— Written task —
Write out exactly, with no other output, the lines below from the one that contains "Decode this image" through the end.

--------------------------------------------------

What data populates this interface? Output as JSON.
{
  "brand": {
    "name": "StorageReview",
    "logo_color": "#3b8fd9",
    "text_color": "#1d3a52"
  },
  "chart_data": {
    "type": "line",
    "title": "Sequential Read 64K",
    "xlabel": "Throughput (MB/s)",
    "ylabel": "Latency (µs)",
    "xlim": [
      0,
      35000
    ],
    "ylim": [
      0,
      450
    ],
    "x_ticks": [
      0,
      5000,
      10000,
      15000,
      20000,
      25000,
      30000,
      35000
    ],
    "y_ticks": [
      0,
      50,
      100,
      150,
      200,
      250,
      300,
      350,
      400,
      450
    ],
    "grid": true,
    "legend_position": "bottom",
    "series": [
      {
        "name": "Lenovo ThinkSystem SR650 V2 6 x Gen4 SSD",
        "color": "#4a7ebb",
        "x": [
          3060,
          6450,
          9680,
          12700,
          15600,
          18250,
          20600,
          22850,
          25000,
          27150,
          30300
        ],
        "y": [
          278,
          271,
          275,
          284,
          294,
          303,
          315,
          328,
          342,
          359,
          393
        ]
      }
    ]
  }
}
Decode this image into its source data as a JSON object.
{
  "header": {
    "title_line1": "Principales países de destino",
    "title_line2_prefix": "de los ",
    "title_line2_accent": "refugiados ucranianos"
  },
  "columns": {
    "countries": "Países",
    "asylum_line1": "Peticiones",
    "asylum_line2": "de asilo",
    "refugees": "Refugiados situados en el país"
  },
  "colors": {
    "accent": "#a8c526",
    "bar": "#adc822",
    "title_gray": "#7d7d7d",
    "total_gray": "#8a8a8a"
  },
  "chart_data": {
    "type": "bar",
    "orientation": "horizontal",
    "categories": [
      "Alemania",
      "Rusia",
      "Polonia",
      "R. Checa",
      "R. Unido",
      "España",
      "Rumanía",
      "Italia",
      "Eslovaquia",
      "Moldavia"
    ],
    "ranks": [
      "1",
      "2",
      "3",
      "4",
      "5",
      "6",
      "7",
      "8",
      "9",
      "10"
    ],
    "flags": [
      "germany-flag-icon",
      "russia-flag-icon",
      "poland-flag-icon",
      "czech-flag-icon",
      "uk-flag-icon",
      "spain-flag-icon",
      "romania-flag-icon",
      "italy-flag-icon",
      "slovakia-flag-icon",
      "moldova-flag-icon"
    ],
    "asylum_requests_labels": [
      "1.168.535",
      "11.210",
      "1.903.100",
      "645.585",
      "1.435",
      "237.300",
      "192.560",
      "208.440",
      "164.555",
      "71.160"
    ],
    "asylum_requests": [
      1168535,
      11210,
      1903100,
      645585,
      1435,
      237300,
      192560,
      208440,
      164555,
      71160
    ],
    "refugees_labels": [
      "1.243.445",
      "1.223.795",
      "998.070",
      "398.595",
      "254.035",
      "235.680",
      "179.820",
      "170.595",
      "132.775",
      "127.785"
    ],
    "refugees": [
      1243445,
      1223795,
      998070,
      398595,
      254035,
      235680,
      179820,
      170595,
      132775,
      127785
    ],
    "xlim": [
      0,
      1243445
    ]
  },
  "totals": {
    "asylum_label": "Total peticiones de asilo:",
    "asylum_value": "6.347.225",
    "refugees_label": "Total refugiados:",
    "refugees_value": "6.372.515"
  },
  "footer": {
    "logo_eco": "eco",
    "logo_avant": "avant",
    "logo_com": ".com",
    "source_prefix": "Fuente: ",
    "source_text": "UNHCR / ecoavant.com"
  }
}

--------------------------------------------------

— Written solution —
Decode this image into its source data as a JSON object.
{
  "header": {
    "title_line1": "Principales países de destino",
    "title_line2_prefix": "de los ",
    "title_line2_accent": "refugiados ucranianos"
  },
  "columns": {
    "countries": "Países",
    "asylum_line1": "Peticiones",
    "asylum_line2": "de asilo",
    "refugees": "Refugiados situados en el país"
  },
  "colors": {
    "accent": "#a8c526",
    "bar": "#adc822",
    "title_gray": "#7d7d7d",
    "total_gray": "#8a8a8a"
  },
  "chart_data": {
    "type": "bar",
    "orientation": "horizontal",
    "categories": [
      "Alemania",
      "Rusia",
      "Polonia",
      "R. Checa",
      "R. Unido",
      "España",
      "Rumanía",
      "Italia",
      "Eslovaquia",
      "Moldavia"
    ],
    "ranks": [
      "1",
      "2",
      "3",
      "4",
      "5",
      "6",
      "7",
      "8",
      "9",
      "10"
    ],
    "flags": [
      "germany-flag-icon",
      "russia-flag-icon",
      "poland-flag-icon",
      "czech-flag-icon",
      "uk-flag-icon",
      "spain-flag-icon",
      "romania-flag-icon",
      "italy-flag-icon",
      "slovakia-flag-icon",
      "moldova-flag-icon"
    ],
    "asylum_requests_labels": [
      "1.168.535",
      "11.210",
      "1.903.100",
      "645.585",
      "1.435",
      "237.300",
      "192.560",
      "208.440",
      "164.555",
      "71.160"
    ],
    "asylum_requests": [
      1168535,
      11210,
      1903100,
      645585,
      1435,
      237300,
      192560,
      208440,
      164555,
      71160
    ],
    "refugees_labels": [
      "1.243.445",
      "1.223.795",
      "998.070",
      "398.595",
      "254.035",
      "235.680",
      "179.820",
      "170.595",
      "132.775",
      "127.785"
    ],
    "refugees": [
      1243445,
      1223795,
      998070,
      398595,
      254035,
      235680,
      179820,
      170595,
      132775,
      127785
    ],
    "xlim": [
      0,
      1243445
    ]
  },
  "totals": {
    "asylum_label": "Total peticiones de asilo:",
    "asylum_value": "6.347.225",
    "refugees_label": "Total refugiados:",
    "refugees_value": "6.372.515"
  },
  "footer": {
    "logo_eco": "eco",
    "logo_avant": "avant",
    "logo_com": ".com",
    "source_prefix": "Fuente: ",
    "source_text": "UNHCR / ecoavant.com"
  }
}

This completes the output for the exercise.